▶ **OBJECTIVE**
Lines containing the word "Sahu" are the ones to copy from the records below.

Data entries
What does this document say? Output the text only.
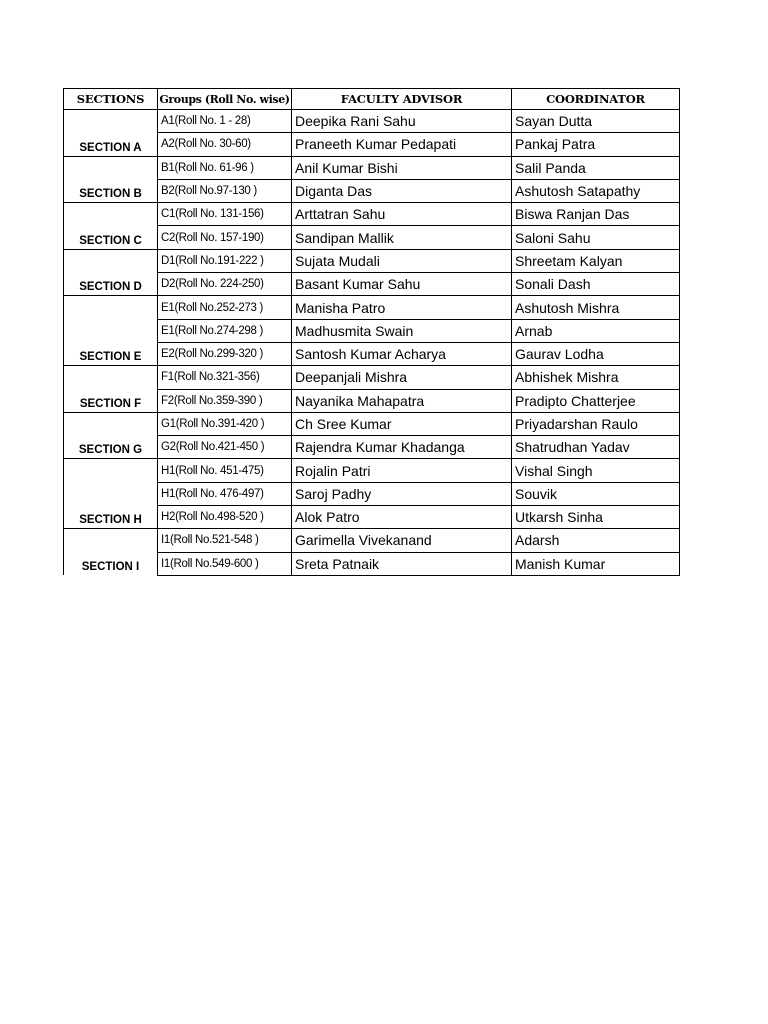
SECTIONS	Groups (Roll No. wise)	FACULTY ADVISOR	COORDINATOR
SECTION A	A1(Roll No. 1 - 28)	Deepika Rani Sahu	Sayan Dutta
	A2(Roll No. 30-60)	Praneeth Kumar Pedapati	Pankaj Patra
SECTION B	B1(Roll No. 61-96 )	Anil Kumar Bishi	Salil Panda
	B2(Roll No.97-130 )	Diganta Das	Ashutosh Satapathy
SECTION C	C1(Roll No. 131-156)	Arttatran Sahu	Biswa Ranjan Das
	C2(Roll No. 157-190)	Sandipan Mallik	Saloni Sahu
SECTION D	D1(Roll No.191-222 )	Sujata Mudali	Shreetam Kalyan
	D2(Roll No. 224-250)	Basant Kumar Sahu	Sonali Dash
SECTION E	E1(Roll No.252-273 )	Manisha Patro	Ashutosh Mishra
	E1(Roll No.274-298 )	Madhusmita Swain	Arnab
	E2(Roll No.299-320 )	Santosh Kumar Acharya	Gaurav Lodha
SECTION F	F1(Roll No.321-356)	Deepanjali Mishra	Abhishek Mishra
	F2(Roll No.359-390 )	Nayanika Mahapatra	Pradipto Chatterjee
SECTION G	G1(Roll No.391-420 )	Ch Sree Kumar	Priyadarshan Raulo
	G2(Roll No.421-450 )	Rajendra Kumar Khadanga	Shatrudhan Yadav
SECTION H	H1(Roll No. 451-475)	Rojalin Patri	Vishal Singh
	H1(Roll No. 476-497)	Saroj Padhy	Souvik
	H2(Roll No.498-520 )	Alok Patro	Utkarsh Sinha
SECTION I	I1(Roll No.521-548 )	Garimella Vivekanand	Adarsh
	I1(Roll No.549-600 )	Sreta Patnaik	Manish Kumar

▶ **EXERCISE ANSWER**
SECTION A	A1(Roll No. 1 - 28)	Deepika Rani Sahu	Sayan Dutta
SECTION C	C1(Roll No. 131-156)	Arttatran Sahu	Biswa Ranjan Das
	C2(Roll No. 157-190)	Sandipan Mallik	Saloni Sahu
	D2(Roll No. 224-250)	Basant Kumar Sahu	Sonali Dash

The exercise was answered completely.